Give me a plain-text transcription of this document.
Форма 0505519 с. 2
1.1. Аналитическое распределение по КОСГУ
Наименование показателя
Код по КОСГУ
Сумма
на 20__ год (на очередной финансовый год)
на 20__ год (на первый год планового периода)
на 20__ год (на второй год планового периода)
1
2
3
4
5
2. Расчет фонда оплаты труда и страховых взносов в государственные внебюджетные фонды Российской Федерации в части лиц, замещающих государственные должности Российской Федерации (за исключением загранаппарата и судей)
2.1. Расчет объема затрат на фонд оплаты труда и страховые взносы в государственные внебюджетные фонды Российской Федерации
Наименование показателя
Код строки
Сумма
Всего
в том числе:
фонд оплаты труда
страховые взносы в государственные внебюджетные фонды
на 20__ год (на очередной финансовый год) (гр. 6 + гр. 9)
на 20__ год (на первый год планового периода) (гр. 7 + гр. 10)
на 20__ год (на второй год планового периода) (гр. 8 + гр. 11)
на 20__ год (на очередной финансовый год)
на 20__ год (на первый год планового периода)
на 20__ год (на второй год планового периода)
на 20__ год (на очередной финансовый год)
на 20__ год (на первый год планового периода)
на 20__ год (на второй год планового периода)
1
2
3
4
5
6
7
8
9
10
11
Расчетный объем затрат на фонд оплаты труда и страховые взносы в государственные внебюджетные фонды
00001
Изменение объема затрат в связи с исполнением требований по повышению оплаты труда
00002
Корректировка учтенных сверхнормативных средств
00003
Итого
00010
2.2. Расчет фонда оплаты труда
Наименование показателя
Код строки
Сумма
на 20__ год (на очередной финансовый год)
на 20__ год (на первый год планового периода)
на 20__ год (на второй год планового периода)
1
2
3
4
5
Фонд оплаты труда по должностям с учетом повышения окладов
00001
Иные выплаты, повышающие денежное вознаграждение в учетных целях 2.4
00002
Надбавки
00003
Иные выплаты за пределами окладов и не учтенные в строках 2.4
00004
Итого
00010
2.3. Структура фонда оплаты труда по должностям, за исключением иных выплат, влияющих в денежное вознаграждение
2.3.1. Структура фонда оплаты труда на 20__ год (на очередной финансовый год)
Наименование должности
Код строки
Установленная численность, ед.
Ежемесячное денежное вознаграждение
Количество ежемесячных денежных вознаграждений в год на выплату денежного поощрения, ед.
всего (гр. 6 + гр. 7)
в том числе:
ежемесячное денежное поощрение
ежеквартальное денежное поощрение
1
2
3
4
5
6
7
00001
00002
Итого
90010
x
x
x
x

=-=-=

Count every line above that holds the word "вознаграждение", and state the number and nothing more.

§ **WRITTEN RESPONSE**
3